[TASK]
Reproduce the records below verbatim, covering everything from the start down to the line containing "- brand-logo: DIGITAL: [871, 689, 1004, 751]".

[Box annotation data]
——————

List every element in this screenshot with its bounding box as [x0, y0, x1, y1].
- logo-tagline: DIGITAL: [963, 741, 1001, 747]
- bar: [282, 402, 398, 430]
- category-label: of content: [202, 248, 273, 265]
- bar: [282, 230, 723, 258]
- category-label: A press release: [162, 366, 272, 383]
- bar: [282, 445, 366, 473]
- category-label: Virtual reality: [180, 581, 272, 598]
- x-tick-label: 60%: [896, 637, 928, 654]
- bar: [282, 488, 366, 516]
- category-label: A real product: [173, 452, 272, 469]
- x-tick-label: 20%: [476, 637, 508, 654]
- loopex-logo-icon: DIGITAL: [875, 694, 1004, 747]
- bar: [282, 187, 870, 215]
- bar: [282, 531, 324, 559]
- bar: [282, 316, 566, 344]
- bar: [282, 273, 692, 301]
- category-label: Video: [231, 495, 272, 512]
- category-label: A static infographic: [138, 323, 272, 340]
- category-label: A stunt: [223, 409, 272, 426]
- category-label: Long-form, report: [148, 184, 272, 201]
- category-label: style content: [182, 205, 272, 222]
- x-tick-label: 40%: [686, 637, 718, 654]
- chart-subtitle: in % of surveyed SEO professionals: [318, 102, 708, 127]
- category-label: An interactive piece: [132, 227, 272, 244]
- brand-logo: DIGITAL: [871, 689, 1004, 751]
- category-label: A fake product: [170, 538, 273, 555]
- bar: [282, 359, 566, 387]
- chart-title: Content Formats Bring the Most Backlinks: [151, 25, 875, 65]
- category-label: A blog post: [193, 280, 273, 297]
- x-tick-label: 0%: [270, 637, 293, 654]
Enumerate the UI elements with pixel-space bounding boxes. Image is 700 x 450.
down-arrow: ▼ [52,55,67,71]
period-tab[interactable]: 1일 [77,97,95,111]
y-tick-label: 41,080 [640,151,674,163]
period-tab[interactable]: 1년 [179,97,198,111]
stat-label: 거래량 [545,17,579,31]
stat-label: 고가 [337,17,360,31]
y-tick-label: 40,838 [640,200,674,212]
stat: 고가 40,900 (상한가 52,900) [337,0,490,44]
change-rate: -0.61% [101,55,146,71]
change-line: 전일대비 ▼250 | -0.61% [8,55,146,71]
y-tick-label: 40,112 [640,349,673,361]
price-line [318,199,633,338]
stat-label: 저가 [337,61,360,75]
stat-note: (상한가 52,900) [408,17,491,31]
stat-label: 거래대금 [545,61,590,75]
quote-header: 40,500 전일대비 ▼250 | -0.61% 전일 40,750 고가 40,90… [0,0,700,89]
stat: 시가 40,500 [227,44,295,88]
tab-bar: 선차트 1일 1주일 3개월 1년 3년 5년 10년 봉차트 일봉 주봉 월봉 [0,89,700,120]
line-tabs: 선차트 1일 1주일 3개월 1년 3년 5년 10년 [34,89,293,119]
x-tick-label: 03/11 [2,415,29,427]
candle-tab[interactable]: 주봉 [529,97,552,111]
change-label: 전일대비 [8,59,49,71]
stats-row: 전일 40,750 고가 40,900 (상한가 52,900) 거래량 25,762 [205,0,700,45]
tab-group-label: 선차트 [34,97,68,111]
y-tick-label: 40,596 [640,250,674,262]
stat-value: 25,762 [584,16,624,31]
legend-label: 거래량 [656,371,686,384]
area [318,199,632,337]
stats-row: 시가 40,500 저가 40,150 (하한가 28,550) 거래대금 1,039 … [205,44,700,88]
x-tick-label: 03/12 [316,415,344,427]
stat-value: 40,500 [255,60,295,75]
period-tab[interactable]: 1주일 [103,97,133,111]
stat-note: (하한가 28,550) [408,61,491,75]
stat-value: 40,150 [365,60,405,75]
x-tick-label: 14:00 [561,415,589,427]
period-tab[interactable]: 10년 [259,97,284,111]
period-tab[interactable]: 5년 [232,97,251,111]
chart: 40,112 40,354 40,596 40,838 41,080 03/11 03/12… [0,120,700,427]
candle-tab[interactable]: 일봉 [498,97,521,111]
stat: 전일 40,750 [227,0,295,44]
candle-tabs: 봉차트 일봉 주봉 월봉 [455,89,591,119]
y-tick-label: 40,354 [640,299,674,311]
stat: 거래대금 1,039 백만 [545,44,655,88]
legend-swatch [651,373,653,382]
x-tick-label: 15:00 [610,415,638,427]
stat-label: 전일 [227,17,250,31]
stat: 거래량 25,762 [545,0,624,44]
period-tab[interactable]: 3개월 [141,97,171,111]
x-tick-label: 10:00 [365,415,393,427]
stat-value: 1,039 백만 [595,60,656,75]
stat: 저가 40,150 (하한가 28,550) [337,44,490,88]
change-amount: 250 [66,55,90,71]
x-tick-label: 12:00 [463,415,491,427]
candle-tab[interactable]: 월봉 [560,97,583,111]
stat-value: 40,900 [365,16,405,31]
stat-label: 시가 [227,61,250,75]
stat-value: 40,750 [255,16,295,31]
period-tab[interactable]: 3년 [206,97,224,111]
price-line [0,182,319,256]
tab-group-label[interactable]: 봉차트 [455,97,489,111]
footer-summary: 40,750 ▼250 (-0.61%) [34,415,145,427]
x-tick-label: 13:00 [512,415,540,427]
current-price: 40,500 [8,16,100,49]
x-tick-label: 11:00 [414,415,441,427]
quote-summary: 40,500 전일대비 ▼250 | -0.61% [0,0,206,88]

——————

[COMPLETE RESPONSE]
List every element in this screenshot with its bounding box as [x0, y0, x1, y1].
- logo-tagline: DIGITAL: [963, 741, 1001, 747]
- bar: [282, 402, 398, 430]
- category-label: of content: [202, 248, 273, 265]
- bar: [282, 230, 723, 258]
- category-label: A press release: [162, 366, 272, 383]
- bar: [282, 445, 366, 473]
- category-label: Virtual reality: [180, 581, 272, 598]
- x-tick-label: 60%: [896, 637, 928, 654]
- bar: [282, 488, 366, 516]
- category-label: A real product: [173, 452, 272, 469]
- x-tick-label: 20%: [476, 637, 508, 654]
- loopex-logo-icon: DIGITAL: [875, 694, 1004, 747]
- bar: [282, 187, 870, 215]
- bar: [282, 531, 324, 559]
- bar: [282, 316, 566, 344]
- bar: [282, 273, 692, 301]
- category-label: Video: [231, 495, 272, 512]
- category-label: A static infographic: [138, 323, 272, 340]
- category-label: A stunt: [223, 409, 272, 426]
- category-label: Long-form, report: [148, 184, 272, 201]
- category-label: style content: [182, 205, 272, 222]
- x-tick-label: 40%: [686, 637, 718, 654]
- chart-subtitle: in % of surveyed SEO professionals: [318, 102, 708, 127]
- category-label: An interactive piece: [132, 227, 272, 244]
- brand-logo: DIGITAL: [871, 689, 1004, 751]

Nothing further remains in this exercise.